◆ RECORDED DATA ◆
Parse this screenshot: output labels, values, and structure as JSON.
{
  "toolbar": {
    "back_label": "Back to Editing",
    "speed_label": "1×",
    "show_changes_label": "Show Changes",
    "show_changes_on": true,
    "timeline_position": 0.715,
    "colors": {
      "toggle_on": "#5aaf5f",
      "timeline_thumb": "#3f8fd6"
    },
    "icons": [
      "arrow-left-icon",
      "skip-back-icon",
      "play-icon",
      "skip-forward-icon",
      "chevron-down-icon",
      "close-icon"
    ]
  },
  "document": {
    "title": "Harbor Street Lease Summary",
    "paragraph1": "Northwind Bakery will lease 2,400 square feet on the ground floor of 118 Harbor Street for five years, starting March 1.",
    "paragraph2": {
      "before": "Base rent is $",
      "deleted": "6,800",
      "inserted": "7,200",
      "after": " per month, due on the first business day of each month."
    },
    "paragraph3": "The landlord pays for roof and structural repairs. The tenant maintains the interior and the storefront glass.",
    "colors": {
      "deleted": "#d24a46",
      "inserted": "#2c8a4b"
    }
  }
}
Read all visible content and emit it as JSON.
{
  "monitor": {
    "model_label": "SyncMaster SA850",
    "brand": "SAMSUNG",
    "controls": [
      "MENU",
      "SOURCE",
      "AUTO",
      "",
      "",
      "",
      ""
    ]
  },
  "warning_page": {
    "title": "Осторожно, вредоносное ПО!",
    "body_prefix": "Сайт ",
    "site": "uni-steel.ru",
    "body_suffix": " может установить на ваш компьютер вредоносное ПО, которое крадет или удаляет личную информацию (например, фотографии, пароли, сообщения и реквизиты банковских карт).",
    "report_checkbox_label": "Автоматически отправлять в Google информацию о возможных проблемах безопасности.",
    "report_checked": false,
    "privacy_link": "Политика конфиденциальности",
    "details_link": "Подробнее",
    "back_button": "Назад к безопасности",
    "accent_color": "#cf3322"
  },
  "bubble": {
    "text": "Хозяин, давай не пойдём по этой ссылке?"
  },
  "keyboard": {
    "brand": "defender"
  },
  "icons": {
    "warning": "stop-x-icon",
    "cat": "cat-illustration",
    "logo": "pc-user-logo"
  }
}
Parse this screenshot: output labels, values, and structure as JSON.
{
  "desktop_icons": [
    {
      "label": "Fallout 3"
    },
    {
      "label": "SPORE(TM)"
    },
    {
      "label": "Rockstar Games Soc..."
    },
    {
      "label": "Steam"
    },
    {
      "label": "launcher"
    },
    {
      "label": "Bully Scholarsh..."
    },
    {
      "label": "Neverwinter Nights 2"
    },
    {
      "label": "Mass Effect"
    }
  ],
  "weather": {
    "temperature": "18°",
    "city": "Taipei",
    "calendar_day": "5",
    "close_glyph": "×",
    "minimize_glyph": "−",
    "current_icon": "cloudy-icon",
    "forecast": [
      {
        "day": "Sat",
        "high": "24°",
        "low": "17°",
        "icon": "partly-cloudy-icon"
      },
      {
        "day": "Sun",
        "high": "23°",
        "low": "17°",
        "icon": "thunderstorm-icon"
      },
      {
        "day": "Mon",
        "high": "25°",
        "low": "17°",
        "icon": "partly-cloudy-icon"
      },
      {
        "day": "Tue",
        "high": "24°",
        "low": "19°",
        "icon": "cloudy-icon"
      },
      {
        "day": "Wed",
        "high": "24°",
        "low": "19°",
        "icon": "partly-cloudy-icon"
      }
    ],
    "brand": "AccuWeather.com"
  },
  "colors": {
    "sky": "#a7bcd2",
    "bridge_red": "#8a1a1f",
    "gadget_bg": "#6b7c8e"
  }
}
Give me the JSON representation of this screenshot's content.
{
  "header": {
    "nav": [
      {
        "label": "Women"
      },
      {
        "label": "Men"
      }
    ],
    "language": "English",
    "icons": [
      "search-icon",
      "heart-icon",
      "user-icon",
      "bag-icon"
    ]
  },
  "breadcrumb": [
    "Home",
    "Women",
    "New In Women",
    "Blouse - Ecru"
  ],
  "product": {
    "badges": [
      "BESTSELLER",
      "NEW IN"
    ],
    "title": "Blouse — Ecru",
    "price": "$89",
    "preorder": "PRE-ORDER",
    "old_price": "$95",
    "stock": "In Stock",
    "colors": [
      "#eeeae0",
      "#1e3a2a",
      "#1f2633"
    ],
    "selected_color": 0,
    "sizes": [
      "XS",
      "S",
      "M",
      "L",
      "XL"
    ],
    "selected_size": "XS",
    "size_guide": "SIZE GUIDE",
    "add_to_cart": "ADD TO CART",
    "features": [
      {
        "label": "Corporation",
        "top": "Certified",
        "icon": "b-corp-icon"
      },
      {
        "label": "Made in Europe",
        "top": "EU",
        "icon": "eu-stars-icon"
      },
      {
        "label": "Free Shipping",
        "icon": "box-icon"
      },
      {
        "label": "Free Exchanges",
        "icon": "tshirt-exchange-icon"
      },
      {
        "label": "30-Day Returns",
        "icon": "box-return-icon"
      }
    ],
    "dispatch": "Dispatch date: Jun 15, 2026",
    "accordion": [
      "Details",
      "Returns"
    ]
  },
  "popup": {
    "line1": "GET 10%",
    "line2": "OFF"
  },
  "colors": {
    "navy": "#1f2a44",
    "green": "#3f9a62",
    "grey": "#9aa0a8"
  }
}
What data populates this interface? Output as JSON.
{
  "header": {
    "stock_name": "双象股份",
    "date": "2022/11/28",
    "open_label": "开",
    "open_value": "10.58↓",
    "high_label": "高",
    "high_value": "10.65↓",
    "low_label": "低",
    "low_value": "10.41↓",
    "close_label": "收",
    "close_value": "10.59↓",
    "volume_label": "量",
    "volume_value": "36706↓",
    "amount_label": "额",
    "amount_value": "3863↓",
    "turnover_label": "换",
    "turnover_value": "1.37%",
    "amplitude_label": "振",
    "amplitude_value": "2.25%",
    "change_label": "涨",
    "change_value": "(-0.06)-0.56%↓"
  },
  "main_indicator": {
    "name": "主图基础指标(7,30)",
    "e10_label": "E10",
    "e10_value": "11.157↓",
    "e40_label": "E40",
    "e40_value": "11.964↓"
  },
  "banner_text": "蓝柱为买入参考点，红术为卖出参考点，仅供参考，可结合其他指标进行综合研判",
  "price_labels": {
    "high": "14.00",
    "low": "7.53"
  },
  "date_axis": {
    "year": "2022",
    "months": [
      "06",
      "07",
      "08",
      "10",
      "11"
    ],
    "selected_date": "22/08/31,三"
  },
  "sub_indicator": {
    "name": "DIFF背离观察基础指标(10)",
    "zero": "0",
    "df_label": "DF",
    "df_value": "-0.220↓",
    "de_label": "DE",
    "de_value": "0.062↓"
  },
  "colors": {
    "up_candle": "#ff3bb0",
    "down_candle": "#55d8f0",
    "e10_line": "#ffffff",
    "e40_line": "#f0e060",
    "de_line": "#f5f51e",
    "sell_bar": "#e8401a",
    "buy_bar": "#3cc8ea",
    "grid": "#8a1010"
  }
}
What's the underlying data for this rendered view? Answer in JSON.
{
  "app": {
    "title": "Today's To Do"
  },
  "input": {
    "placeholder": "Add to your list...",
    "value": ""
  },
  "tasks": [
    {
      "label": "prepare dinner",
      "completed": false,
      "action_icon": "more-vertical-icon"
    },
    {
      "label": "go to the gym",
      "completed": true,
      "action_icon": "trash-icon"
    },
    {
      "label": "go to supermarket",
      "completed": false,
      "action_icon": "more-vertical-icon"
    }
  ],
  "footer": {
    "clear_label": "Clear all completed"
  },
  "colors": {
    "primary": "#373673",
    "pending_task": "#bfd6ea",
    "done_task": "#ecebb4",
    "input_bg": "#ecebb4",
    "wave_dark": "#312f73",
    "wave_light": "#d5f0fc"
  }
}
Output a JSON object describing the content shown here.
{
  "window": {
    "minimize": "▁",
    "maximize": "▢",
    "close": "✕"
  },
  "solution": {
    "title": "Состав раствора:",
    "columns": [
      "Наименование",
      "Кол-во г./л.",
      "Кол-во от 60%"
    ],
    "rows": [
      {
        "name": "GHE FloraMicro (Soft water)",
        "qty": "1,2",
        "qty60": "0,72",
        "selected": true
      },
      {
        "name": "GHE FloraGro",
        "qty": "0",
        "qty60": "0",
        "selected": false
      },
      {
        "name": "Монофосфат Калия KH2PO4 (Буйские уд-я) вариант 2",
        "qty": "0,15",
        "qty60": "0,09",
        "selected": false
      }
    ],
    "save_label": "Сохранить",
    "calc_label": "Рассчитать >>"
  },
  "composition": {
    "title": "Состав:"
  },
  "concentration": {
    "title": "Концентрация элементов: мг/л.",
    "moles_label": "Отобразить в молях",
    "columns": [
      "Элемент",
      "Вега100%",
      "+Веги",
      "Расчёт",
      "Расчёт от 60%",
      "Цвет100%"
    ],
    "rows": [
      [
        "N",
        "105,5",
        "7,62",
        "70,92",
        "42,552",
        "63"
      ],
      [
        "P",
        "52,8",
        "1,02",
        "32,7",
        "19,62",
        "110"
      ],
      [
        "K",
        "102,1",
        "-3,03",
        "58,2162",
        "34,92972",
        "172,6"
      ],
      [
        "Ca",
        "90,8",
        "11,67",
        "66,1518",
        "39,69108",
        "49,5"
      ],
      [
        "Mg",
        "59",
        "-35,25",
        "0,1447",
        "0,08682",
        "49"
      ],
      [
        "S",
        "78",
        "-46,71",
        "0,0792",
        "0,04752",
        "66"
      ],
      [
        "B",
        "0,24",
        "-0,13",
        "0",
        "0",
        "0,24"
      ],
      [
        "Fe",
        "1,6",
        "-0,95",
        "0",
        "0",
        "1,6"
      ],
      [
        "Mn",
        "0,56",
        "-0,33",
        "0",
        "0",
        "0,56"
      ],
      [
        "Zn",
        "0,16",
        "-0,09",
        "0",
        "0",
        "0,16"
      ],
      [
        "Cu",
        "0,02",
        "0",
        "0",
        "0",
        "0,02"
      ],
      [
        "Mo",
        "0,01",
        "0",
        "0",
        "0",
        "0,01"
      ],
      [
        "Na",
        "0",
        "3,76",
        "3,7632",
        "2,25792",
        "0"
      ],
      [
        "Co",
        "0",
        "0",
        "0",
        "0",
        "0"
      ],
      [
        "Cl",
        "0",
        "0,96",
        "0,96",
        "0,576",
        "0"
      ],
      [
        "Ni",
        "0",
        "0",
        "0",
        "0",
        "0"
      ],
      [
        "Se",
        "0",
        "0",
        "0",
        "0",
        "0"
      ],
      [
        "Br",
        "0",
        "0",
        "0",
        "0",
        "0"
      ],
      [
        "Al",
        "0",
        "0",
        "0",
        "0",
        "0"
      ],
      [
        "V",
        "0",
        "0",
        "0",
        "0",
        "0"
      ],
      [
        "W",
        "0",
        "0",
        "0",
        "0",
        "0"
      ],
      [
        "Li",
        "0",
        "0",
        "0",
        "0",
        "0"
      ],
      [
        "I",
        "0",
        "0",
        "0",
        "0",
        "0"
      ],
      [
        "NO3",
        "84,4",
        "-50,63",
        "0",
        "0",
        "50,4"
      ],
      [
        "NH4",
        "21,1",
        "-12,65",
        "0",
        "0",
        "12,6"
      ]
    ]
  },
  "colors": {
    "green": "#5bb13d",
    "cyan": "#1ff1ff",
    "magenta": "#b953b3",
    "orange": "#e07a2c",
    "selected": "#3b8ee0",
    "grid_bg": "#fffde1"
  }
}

◆ WHAT TO WORK ON ◆
Collect from the data above every line that includes "Состав".

◆ OUTPUT FOR THIS EXERCISE ◆
    "title": "Состав раствора:",
    "title": "Состав:"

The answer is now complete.